┌────────
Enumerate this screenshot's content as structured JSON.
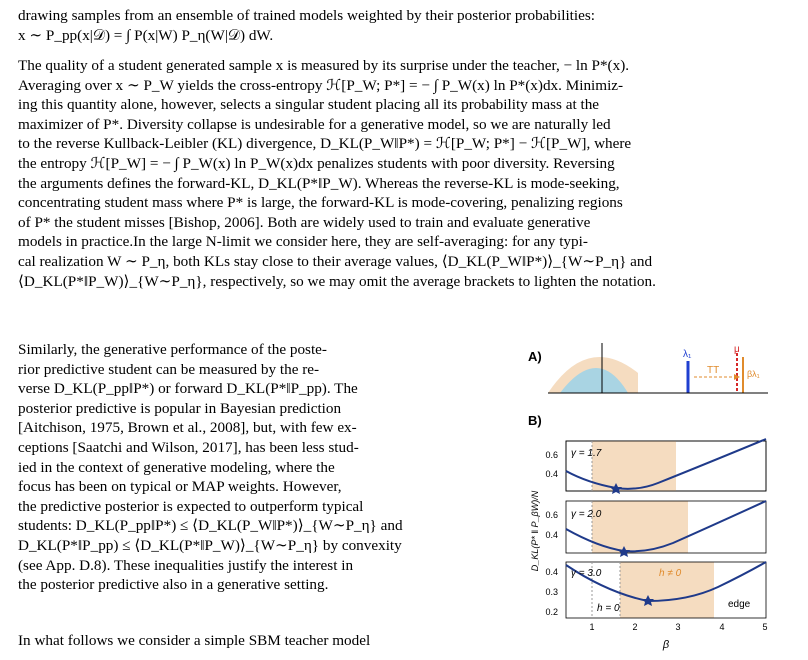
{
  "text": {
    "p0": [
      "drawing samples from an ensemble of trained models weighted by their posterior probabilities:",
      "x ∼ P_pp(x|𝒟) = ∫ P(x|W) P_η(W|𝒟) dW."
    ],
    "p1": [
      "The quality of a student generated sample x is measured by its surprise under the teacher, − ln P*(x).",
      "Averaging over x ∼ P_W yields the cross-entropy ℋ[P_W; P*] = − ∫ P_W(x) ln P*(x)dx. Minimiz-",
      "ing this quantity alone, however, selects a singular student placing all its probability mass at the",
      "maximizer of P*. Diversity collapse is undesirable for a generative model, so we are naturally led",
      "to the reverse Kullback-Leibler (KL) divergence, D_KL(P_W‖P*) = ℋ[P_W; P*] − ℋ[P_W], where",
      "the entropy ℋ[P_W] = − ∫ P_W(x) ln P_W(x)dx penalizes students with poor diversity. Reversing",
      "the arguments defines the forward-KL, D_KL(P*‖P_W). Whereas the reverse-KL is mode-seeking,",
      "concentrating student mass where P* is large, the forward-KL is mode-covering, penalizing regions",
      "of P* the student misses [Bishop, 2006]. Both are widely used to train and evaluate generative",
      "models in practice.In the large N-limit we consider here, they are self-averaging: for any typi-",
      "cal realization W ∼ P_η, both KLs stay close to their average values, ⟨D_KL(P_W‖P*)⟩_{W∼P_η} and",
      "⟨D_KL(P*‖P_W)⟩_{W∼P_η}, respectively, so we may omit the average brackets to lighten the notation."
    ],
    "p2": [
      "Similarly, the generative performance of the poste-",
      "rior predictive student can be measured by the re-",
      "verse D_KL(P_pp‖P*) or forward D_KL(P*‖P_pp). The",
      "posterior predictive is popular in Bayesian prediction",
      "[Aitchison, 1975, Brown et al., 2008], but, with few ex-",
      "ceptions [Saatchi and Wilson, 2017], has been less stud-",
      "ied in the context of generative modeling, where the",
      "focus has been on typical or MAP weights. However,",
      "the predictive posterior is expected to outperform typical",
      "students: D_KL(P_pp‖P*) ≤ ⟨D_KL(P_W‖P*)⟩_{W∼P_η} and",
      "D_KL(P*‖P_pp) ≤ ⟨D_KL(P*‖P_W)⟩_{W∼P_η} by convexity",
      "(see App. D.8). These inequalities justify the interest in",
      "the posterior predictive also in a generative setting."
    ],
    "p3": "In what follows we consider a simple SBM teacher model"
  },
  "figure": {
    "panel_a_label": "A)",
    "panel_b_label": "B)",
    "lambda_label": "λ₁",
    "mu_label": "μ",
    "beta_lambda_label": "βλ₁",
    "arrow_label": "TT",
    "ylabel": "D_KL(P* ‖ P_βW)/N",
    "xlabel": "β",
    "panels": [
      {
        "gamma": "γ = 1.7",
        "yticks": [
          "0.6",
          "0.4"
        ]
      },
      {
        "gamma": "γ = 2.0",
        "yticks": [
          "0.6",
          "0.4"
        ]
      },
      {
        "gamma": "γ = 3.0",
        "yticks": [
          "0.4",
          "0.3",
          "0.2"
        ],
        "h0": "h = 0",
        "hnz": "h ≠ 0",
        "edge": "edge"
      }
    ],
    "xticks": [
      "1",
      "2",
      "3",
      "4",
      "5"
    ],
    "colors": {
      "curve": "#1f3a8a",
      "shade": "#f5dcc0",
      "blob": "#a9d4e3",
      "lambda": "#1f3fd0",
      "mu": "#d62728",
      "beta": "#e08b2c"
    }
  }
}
└────────
Copy the material above in full and exactly, skipping pictures.

### Solution to the problem
Enumerate this screenshot's content as structured JSON.
{
  "text": {
    "p0": [
      "drawing samples from an ensemble of trained models weighted by their posterior probabilities:",
      "x ∼ P_pp(x|𝒟) = ∫ P(x|W) P_η(W|𝒟) dW."
    ],
    "p1": [
      "The quality of a student generated sample x is measured by its surprise under the teacher, − ln P*(x).",
      "Averaging over x ∼ P_W yields the cross-entropy ℋ[P_W; P*] = − ∫ P_W(x) ln P*(x)dx. Minimiz-",
      "ing this quantity alone, however, selects a singular student placing all its probability mass at the",
      "maximizer of P*. Diversity collapse is undesirable for a generative model, so we are naturally led",
      "to the reverse Kullback-Leibler (KL) divergence, D_KL(P_W‖P*) = ℋ[P_W; P*] − ℋ[P_W], where",
      "the entropy ℋ[P_W] = − ∫ P_W(x) ln P_W(x)dx penalizes students with poor diversity. Reversing",
      "the arguments defines the forward-KL, D_KL(P*‖P_W). Whereas the reverse-KL is mode-seeking,",
      "concentrating student mass where P* is large, the forward-KL is mode-covering, penalizing regions",
      "of P* the student misses [Bishop, 2006]. Both are widely used to train and evaluate generative",
      "models in practice.In the large N-limit we consider here, they are self-averaging: for any typi-",
      "cal realization W ∼ P_η, both KLs stay close to their average values, ⟨D_KL(P_W‖P*)⟩_{W∼P_η} and",
      "⟨D_KL(P*‖P_W)⟩_{W∼P_η}, respectively, so we may omit the average brackets to lighten the notation."
    ],
    "p2": [
      "Similarly, the generative performance of the poste-",
      "rior predictive student can be measured by the re-",
      "verse D_KL(P_pp‖P*) or forward D_KL(P*‖P_pp). The",
      "posterior predictive is popular in Bayesian prediction",
      "[Aitchison, 1975, Brown et al., 2008], but, with few ex-",
      "ceptions [Saatchi and Wilson, 2017], has been less stud-",
      "ied in the context of generative modeling, where the",
      "focus has been on typical or MAP weights. However,",
      "the predictive posterior is expected to outperform typical",
      "students: D_KL(P_pp‖P*) ≤ ⟨D_KL(P_W‖P*)⟩_{W∼P_η} and",
      "D_KL(P*‖P_pp) ≤ ⟨D_KL(P*‖P_W)⟩_{W∼P_η} by convexity",
      "(see App. D.8). These inequalities justify the interest in",
      "the posterior predictive also in a generative setting."
    ],
    "p3": "In what follows we consider a simple SBM teacher model"
  },
  "figure": {
    "panel_a_label": "A)",
    "panel_b_label": "B)",
    "lambda_label": "λ₁",
    "mu_label": "μ",
    "beta_lambda_label": "βλ₁",
    "arrow_label": "TT",
    "ylabel": "D_KL(P* ‖ P_βW)/N",
    "xlabel": "β",
    "panels": [
      {
        "gamma": "γ = 1.7",
        "yticks": [
          "0.6",
          "0.4"
        ]
      },
      {
        "gamma": "γ = 2.0",
        "yticks": [
          "0.6",
          "0.4"
        ]
      },
      {
        "gamma": "γ = 3.0",
        "yticks": [
          "0.4",
          "0.3",
          "0.2"
        ],
        "h0": "h = 0",
        "hnz": "h ≠ 0",
        "edge": "edge"
      }
    ],
    "xticks": [
      "1",
      "2",
      "3",
      "4",
      "5"
    ],
    "colors": {
      "curve": "#1f3a8a",
      "shade": "#f5dcc0",
      "blob": "#a9d4e3",
      "lambda": "#1f3fd0",
      "mu": "#d62728",
      "beta": "#e08b2c"
    }
  }
}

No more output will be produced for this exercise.